## Aim
Every record below should be written out exactly; pictures stay out.
* START Task data *
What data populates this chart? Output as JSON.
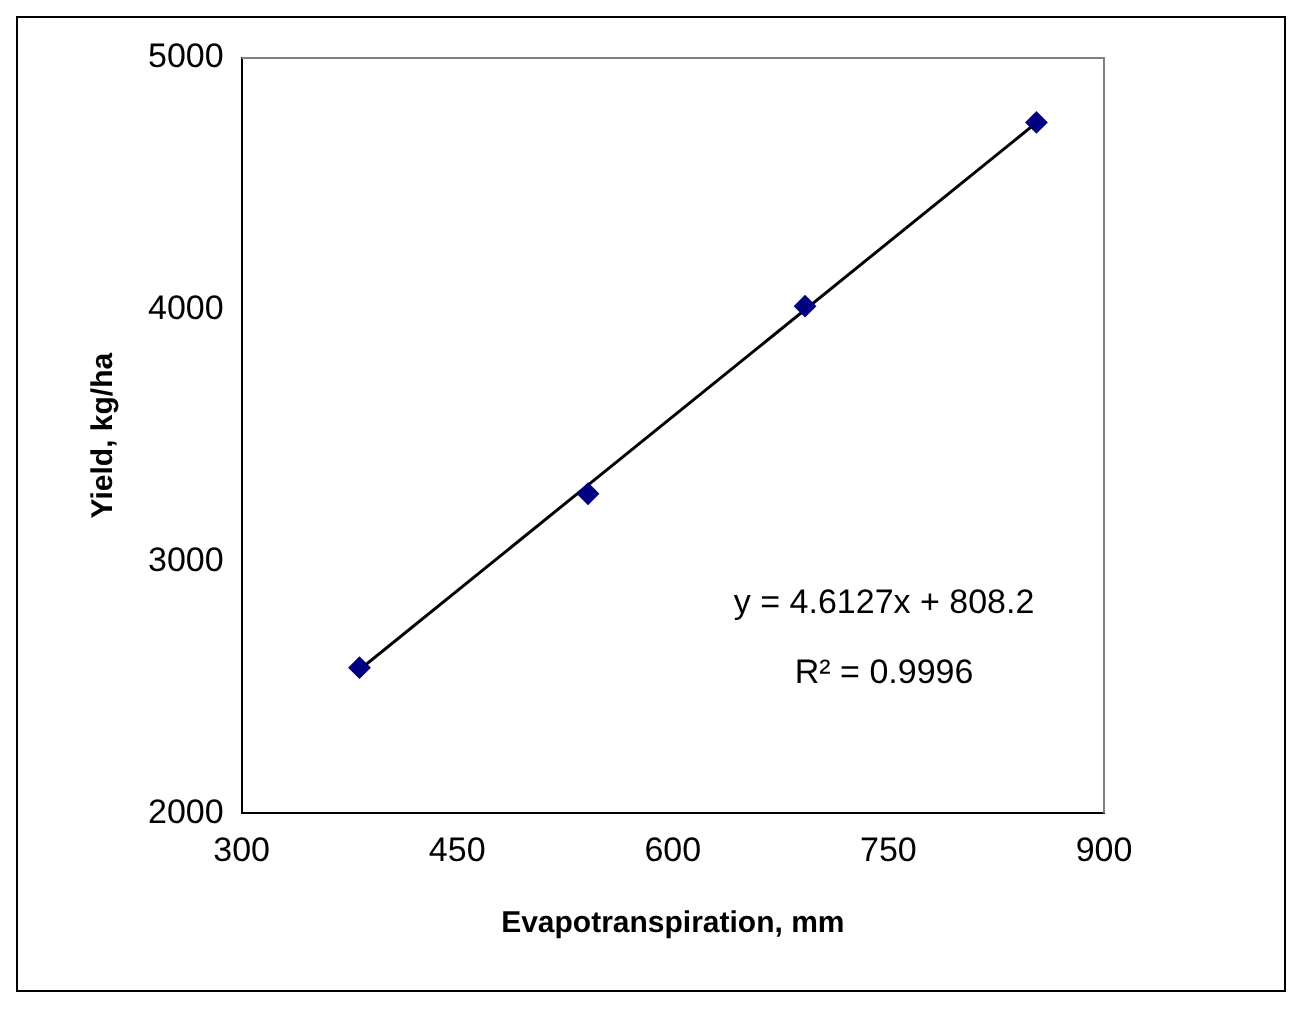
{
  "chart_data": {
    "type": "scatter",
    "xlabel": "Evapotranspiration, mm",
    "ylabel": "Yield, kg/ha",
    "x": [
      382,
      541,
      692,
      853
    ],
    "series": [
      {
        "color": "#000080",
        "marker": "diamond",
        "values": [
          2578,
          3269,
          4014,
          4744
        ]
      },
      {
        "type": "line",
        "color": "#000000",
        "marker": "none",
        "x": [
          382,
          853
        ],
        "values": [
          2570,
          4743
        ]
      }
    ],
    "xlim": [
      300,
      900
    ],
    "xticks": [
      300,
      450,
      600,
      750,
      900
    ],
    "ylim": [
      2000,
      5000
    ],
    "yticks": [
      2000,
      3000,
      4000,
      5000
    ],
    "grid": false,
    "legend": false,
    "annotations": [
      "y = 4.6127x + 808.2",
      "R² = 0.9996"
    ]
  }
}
* END Task data *
## Solution to this problem
What data populates this chart? Output as JSON.
{
  "chart_data": {
    "type": "scatter",
    "xlabel": "Evapotranspiration, mm",
    "ylabel": "Yield, kg/ha",
    "x": [
      382,
      541,
      692,
      853
    ],
    "series": [
      {
        "color": "#000080",
        "marker": "diamond",
        "values": [
          2578,
          3269,
          4014,
          4744
        ]
      },
      {
        "type": "line",
        "color": "#000000",
        "marker": "none",
        "x": [
          382,
          853
        ],
        "values": [
          2570,
          4743
        ]
      }
    ],
    "xlim": [
      300,
      900
    ],
    "xticks": [
      300,
      450,
      600,
      750,
      900
    ],
    "ylim": [
      2000,
      5000
    ],
    "yticks": [
      2000,
      3000,
      4000,
      5000
    ],
    "grid": false,
    "legend": false,
    "annotations": [
      "y = 4.6127x + 808.2",
      "R² = 0.9996"
    ]
  }
}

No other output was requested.